* Goal of the exercise
Copy every line of the material below that contains the string "chart". Case counts.

>> BEGIN Extracted material

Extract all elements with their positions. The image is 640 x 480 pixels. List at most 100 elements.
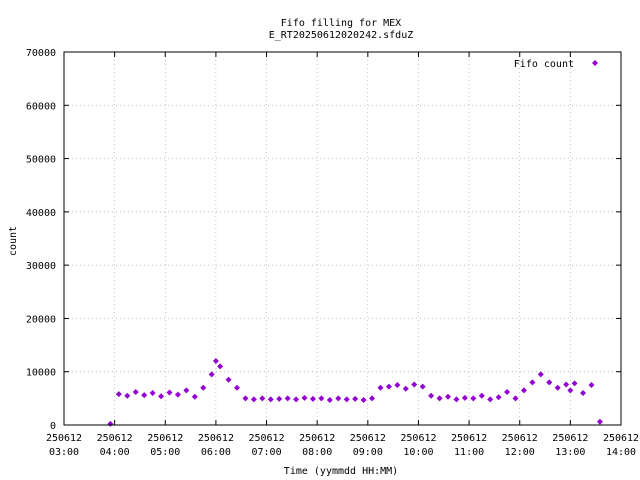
- data-point: [369, 395, 376, 402]
- legend-marker: [592, 60, 598, 66]
- data-point: [554, 384, 561, 391]
- data-point: [411, 381, 418, 388]
- data-point: [567, 387, 574, 394]
- x-tick-time-label: 03:00: [49, 447, 79, 458]
- x-tick-time-label: 07:00: [251, 447, 281, 458]
- data-point: [309, 395, 316, 402]
- data-point: [385, 383, 392, 390]
- y-tick-label: 60000: [26, 101, 56, 112]
- data-point: [402, 385, 409, 392]
- x-tick-time-label: 06:00: [201, 447, 231, 458]
- data-point: [537, 371, 544, 378]
- data-point: [234, 384, 241, 391]
- x-tick-date-label: 250612: [97, 433, 133, 444]
- data-point: [580, 390, 587, 397]
- legend-label: Fifo count: [514, 59, 574, 70]
- data-point: [428, 392, 435, 399]
- data-point: [107, 420, 114, 427]
- data-point: [444, 393, 451, 400]
- data-point: [504, 388, 511, 395]
- data-point: [284, 395, 291, 402]
- data-point: [301, 394, 308, 401]
- x-tick-date-label: 250612: [46, 433, 82, 444]
- plot-frame: [63, 51, 622, 426]
- data-point: [318, 395, 325, 402]
- data-point: [588, 382, 595, 389]
- y-tick-label: 20000: [26, 314, 56, 325]
- x-tick-date-label: 250612: [299, 433, 335, 444]
- y-axis-label: count: [8, 226, 19, 256]
- x-tick-time-label: 04:00: [100, 447, 130, 458]
- y-tick-label: 50000: [26, 155, 56, 166]
- data-point: [208, 371, 215, 378]
- data-point: [250, 396, 257, 403]
- x-tick-date-label: 250612: [400, 433, 436, 444]
- data-point: [377, 384, 384, 391]
- legend: Fifo count: [514, 59, 598, 70]
- x-tick-date-label: 250612: [198, 433, 234, 444]
- y-tick-label: 0: [50, 421, 56, 432]
- x-tick-date-label: 250612: [603, 433, 639, 444]
- data-point: [461, 394, 468, 401]
- data-point: [225, 376, 232, 383]
- x-tick-time-label: 11:00: [454, 447, 484, 458]
- data-point: [267, 396, 274, 403]
- axis-ticks: 0 10000 20000 30000 40000 50000 60000 70000 2506…: [26, 48, 639, 458]
- chart-subtitle: E_RT20250612020242.sfduZ: [269, 30, 414, 41]
- y-tick-label: 10000: [26, 368, 56, 379]
- data-point: [141, 392, 148, 399]
- data-point: [487, 396, 494, 403]
- data-point: [183, 387, 190, 394]
- data-point: [596, 418, 603, 425]
- x-tick-date-label: 250612: [552, 433, 588, 444]
- data-point: [495, 394, 502, 401]
- data-point: [529, 379, 536, 386]
- y-tick-label: 40000: [26, 208, 56, 219]
- y-tick-label: 70000: [26, 48, 56, 59]
- data-point: [191, 393, 198, 400]
- data-point: [419, 383, 426, 390]
- data-points: [107, 358, 603, 427]
- data-point: [259, 395, 266, 402]
- x-tick-time-label: 10:00: [403, 447, 433, 458]
- x-tick-date-label: 250612: [248, 433, 284, 444]
- data-point: [200, 384, 207, 391]
- x-tick-date-label: 250612: [350, 433, 386, 444]
- grid-lines: [64, 52, 621, 425]
- data-point: [343, 396, 350, 403]
- data-point: [149, 390, 156, 397]
- data-point: [242, 395, 249, 402]
- y-tick-label: 30000: [26, 261, 56, 272]
- data-point: [326, 396, 333, 403]
- data-point: [360, 396, 367, 403]
- x-tick-time-label: 05:00: [150, 447, 180, 458]
- x-tick-date-label: 250612: [502, 433, 538, 444]
- data-point: [563, 381, 570, 388]
- x-tick-date-label: 250612: [451, 433, 487, 444]
- x-axis-label: Time (yymmdd HH:MM): [284, 466, 398, 477]
- data-point: [335, 395, 342, 402]
- data-point: [520, 387, 527, 394]
- data-point: [436, 395, 443, 402]
- data-point: [512, 395, 519, 402]
- data-point: [470, 395, 477, 402]
- data-point: [546, 379, 553, 386]
- data-point: [212, 358, 219, 365]
- x-tick-date-label: 250612: [147, 433, 183, 444]
- x-tick-time-label: 08:00: [302, 447, 332, 458]
- data-point: [174, 391, 181, 398]
- data-point: [293, 396, 300, 403]
- data-point: [394, 382, 401, 389]
- data-point: [276, 395, 283, 402]
- x-tick-time-label: 14:00: [606, 447, 636, 458]
- data-point: [571, 380, 578, 387]
- data-point: [115, 391, 122, 398]
- x-tick-time-label: 13:00: [555, 447, 585, 458]
- data-point: [132, 388, 139, 395]
- data-point: [352, 395, 359, 402]
- data-point: [166, 389, 173, 396]
- chart-title: Fifo filling for MEX: [281, 18, 401, 29]
- data-point: [158, 393, 165, 400]
- data-point: [453, 396, 460, 403]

>> END Extracted material

* Result
- chart-subtitle: E_RT20250612020242.sfduZ: [269, 30, 414, 41]
- chart-title: Fifo filling for MEX: [281, 18, 401, 29]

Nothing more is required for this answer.